S1: <WRITING> wise </WRITING> 
S2: yeah, but that's a, and's little, there you go.
S1: <WRITING ON BOARD THROUGHOUT NEXT :26 OF UTTERANCE> equitable efforts towards drugs and and motherhood let's say. <SS LAUGH> efforts 
S2: and apple pie.
S1: efforts, towards 
S2: and towards is little too.
S7: yeah, the towards is is a small T. <SS LAUGH>
S8: yeah, the towards is not part of it. 
SU-M: yeah, isn't that WEED? <LAUGH> 
S2: it was our best one. [S1: drugs ] <SS LAUGH> we had many.
S1: so that's, [SU-F: WEED ] WEED i see.
SS: yes. 
S2: aren't we clever?
S1: and uh, okay. and and no no clever name on the (xx) uh. <SS LAUGH>
S4: our our subject is much too serious. <SS LAUGH> just sort of 
SU-F: (xx)
SU-F: can somebody open the window?
S1: um, and uh, i i forget, so you guys were, uh sort of pro pro, oh no you were you were con before. [S2: right. ] and they they (xx) so get started.

=== RAW DATA ===
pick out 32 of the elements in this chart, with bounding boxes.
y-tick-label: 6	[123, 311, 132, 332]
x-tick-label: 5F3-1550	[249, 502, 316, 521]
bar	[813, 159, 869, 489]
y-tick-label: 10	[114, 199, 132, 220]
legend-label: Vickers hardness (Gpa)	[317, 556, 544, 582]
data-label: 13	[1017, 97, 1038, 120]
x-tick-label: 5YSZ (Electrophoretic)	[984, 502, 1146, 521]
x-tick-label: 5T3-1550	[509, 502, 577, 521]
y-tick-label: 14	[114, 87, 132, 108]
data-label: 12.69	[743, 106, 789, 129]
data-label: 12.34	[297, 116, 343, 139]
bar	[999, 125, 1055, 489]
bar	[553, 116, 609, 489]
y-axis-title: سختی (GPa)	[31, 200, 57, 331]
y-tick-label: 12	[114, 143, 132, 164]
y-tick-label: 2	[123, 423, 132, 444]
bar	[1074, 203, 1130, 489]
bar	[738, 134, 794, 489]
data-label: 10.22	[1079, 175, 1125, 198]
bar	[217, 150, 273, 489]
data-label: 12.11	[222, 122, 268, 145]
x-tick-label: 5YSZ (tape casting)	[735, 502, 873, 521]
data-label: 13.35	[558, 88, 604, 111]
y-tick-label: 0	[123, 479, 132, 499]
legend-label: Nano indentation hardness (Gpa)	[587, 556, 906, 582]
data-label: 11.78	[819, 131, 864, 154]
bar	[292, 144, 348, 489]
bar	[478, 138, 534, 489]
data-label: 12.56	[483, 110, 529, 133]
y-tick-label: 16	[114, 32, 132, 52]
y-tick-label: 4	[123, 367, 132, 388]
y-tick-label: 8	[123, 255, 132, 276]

=== WHAT TO DO ===
1. Answer these questions about the classroom transcript.
(a) According to S7, how is the word "towards" written?
(b) What does S2 say about WEED compared with the group's other names?
(c) What position does S1 say S2's group held before?
2. Extend the classroom transcript from the point where it ends, in the same speaker-labeled format.

=== ANSWERS TO THE TASKS ===
1.
(a) With a small T.
(b) It was their best one, and they had many.
(c) Con.

2.
S1: okay, um no pointing to the cameras um. uh. why don't we get started? why don't, i- if_ unless there's a preference about who starts i think it's probably best to start with the, um, sort of pro, drug war side. um, sort of, you guys can have something to respond to it's, put out a positive, uh, approach then attack it. you know, that's the way we go <LAUGH> 
SU-F: (xx) one is JAIL right? 
S1: judicious <WRITING ON BOARD> do you mind being named?
S5: no.
SU-M: did you get this?
S1: <WRITING ON BOARD> (xx) 
S2: as opposed to the legal (lawbreakers...) <SS LAUGH> cuz that's all of y'all. 
S1: nobody remembers that once we, you justify the acronym. um, okay so i uh without further ado we'll start with, uh the recently named JAIL group, um, <SS LAUGH> and have_ hear hear their thoughts on why the drug war was a good idea and and especially why we should, sentence crack offenders more harshly than cocaine offenders. take it away.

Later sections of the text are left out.